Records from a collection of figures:
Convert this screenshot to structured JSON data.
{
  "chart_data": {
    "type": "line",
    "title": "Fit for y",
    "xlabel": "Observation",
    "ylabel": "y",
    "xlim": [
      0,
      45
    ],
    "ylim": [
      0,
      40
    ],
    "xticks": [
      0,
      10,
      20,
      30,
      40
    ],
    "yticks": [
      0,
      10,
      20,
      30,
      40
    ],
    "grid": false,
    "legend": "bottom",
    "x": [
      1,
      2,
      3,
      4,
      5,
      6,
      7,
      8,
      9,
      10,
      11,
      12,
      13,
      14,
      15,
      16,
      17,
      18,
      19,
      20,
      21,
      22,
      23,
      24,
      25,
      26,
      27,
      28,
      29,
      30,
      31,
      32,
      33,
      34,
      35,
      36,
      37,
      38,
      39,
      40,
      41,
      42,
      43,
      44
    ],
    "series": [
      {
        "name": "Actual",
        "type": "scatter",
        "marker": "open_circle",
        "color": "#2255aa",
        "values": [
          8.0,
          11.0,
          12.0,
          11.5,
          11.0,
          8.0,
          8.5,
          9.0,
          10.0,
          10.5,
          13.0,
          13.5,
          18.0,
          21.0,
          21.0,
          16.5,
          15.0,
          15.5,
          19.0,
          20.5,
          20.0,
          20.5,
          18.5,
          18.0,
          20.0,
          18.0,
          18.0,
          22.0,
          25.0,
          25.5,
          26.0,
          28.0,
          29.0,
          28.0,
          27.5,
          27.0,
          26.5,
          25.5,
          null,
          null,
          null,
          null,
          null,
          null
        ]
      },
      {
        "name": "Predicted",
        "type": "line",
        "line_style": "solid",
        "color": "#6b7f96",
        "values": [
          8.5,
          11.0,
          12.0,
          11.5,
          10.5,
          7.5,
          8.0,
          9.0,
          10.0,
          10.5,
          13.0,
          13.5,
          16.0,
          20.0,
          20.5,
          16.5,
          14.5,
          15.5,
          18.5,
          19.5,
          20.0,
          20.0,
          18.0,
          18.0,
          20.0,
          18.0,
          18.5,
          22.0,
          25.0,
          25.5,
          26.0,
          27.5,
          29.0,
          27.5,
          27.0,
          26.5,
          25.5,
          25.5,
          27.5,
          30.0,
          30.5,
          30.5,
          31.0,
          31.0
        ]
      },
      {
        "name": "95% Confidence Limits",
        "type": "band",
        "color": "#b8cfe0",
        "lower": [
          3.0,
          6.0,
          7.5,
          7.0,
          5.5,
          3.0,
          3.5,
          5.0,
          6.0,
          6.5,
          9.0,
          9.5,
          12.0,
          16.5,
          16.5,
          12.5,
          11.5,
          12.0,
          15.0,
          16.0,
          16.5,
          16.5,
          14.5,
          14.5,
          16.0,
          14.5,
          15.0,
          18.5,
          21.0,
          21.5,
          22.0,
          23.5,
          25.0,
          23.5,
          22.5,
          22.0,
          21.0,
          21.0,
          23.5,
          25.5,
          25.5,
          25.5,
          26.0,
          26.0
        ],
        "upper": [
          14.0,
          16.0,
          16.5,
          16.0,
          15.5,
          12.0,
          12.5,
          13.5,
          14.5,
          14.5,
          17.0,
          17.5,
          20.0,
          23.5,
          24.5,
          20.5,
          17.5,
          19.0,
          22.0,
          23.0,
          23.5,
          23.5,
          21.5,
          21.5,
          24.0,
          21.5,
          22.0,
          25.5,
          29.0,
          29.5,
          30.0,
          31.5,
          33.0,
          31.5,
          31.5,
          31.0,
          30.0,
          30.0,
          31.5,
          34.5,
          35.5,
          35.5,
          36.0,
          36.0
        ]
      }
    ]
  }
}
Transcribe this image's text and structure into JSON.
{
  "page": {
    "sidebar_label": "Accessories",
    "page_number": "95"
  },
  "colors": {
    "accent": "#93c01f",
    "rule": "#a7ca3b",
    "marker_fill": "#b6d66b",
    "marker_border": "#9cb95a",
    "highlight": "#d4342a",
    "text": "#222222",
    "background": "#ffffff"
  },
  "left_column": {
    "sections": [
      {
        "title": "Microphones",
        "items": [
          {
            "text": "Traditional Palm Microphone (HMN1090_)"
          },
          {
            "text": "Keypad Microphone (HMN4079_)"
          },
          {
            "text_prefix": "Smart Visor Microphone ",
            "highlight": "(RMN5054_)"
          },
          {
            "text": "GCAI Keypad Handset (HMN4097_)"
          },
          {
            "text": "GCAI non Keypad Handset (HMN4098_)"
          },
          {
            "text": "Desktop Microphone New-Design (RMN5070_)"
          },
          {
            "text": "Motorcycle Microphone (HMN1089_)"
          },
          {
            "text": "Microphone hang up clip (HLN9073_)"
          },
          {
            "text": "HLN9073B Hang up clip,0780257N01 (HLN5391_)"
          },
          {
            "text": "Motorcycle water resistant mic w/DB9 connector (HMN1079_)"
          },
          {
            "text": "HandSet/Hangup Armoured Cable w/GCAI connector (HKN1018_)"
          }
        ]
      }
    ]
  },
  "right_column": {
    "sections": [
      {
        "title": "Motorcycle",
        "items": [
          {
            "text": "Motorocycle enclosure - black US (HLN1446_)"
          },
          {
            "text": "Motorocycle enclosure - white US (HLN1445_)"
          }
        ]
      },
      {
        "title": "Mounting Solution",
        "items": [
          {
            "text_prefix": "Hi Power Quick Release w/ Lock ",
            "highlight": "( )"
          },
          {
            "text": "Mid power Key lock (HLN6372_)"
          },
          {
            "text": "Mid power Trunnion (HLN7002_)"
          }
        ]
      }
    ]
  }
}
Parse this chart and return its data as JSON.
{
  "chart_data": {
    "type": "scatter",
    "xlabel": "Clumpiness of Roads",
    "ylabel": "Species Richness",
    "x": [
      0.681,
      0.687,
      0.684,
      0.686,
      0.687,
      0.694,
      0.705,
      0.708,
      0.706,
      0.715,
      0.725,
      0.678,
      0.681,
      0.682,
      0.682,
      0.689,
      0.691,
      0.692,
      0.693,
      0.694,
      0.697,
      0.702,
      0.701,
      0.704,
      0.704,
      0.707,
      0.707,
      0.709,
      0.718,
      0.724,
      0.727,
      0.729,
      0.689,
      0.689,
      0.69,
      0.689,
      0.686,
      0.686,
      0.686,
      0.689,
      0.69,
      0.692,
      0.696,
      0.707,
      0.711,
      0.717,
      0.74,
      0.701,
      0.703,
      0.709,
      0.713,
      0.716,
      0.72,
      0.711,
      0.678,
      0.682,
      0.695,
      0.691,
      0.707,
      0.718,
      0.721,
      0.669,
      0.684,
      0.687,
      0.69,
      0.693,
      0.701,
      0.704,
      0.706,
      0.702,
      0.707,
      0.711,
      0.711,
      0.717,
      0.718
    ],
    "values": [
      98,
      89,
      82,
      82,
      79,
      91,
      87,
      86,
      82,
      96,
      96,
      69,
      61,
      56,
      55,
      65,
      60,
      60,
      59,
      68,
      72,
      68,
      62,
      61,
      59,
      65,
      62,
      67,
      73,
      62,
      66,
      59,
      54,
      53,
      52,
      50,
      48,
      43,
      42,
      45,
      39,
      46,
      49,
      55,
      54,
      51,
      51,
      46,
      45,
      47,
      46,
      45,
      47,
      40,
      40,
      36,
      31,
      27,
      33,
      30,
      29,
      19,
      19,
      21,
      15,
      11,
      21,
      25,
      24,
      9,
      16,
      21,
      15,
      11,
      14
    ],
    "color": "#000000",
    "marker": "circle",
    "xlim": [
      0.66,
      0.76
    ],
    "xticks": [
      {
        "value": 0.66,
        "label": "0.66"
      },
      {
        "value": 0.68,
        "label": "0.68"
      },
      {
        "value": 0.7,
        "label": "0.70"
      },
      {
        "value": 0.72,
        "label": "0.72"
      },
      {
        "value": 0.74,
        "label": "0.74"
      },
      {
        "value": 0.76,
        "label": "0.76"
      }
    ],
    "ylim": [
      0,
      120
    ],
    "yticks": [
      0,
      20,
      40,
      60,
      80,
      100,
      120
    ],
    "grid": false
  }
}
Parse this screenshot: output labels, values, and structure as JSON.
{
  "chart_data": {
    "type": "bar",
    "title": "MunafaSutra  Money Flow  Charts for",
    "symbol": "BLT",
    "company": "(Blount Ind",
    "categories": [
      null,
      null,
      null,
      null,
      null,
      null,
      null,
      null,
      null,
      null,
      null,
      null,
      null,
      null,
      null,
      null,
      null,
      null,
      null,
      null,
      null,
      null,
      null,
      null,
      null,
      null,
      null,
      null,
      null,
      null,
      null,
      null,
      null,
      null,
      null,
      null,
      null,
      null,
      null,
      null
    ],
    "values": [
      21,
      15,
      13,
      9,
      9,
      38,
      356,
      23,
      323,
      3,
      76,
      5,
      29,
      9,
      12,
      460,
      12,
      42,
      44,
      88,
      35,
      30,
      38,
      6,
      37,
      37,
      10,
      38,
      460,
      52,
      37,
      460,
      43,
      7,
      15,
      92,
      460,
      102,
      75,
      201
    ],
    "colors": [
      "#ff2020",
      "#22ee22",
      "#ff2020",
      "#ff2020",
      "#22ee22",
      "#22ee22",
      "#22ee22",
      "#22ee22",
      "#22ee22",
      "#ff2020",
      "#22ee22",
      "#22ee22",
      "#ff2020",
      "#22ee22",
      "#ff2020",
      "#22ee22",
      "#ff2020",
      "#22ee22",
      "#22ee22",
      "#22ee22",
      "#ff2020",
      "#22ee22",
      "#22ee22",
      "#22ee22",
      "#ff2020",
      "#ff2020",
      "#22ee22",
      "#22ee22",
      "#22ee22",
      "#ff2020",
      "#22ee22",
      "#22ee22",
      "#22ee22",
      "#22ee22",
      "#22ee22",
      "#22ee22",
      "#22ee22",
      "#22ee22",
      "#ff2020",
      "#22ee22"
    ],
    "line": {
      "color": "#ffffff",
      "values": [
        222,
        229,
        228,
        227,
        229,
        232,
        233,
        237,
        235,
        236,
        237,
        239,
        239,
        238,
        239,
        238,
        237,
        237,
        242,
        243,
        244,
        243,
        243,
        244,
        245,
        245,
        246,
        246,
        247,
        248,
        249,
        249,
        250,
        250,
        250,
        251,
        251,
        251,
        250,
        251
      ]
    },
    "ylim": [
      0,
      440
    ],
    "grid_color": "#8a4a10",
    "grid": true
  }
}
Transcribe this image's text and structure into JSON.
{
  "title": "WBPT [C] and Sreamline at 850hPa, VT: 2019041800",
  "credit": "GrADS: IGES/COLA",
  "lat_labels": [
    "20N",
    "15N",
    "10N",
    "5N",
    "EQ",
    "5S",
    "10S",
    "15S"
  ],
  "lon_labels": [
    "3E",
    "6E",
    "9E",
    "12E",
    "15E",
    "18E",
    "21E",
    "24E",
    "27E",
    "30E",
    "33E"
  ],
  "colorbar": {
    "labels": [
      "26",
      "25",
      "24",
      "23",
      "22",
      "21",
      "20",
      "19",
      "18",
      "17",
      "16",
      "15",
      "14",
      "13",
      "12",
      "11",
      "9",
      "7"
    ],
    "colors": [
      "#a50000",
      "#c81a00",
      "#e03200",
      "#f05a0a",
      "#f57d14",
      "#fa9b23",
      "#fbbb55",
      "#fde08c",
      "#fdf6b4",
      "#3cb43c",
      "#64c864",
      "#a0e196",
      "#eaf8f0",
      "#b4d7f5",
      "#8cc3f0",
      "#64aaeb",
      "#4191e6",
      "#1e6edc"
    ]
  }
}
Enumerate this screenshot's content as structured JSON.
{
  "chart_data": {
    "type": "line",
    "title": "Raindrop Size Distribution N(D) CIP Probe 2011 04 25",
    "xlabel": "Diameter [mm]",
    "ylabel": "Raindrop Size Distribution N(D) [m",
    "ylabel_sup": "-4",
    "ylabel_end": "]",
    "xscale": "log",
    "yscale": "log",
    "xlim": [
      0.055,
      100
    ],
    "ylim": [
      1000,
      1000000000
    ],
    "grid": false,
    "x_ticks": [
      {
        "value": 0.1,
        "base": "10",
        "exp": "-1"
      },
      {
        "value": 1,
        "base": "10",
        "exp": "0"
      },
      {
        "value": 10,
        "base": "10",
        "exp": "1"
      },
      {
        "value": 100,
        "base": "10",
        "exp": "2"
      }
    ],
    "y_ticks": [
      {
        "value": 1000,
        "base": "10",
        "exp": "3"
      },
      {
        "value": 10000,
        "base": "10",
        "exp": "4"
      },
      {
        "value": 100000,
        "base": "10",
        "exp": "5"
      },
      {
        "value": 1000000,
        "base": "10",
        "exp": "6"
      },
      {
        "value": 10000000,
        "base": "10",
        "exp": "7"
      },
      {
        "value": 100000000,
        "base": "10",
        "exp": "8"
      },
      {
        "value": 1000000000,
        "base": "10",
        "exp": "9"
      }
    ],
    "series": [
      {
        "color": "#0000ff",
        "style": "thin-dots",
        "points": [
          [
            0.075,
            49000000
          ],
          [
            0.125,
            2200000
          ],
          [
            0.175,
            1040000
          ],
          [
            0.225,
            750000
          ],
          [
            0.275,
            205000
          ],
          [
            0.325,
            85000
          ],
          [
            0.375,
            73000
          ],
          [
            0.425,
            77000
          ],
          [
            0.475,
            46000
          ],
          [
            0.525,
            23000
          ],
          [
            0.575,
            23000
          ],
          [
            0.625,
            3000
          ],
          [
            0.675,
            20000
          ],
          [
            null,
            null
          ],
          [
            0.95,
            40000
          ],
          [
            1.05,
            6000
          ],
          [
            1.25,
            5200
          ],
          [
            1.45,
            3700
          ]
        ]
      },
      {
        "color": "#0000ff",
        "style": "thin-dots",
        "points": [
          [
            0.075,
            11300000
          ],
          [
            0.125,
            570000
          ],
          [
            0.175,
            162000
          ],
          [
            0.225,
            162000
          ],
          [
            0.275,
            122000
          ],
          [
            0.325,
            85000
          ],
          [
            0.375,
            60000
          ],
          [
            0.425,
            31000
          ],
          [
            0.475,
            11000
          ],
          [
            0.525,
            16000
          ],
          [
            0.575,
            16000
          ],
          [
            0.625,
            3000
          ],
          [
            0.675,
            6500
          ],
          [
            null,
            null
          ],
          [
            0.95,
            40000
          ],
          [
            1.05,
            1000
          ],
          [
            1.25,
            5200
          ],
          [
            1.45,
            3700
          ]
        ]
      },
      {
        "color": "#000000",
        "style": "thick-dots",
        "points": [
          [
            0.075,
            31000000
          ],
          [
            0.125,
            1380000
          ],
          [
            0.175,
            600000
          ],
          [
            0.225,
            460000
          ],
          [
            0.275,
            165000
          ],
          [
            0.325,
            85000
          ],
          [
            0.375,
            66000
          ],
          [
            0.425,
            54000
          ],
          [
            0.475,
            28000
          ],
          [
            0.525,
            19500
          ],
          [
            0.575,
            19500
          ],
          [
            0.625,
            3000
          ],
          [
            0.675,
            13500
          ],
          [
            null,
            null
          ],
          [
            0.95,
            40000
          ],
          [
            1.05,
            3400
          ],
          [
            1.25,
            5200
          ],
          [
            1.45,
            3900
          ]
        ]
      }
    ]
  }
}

## What you have to do
Copy every line of the listing where the word "Motorcycle" appears.

## Task output
            "text": "Motorcycle Microphone (HMN1089_)"
            "text": "Motorcycle water resistant mic w/DB9 connector (HMN1079_)"
        "title": "Motorcycle",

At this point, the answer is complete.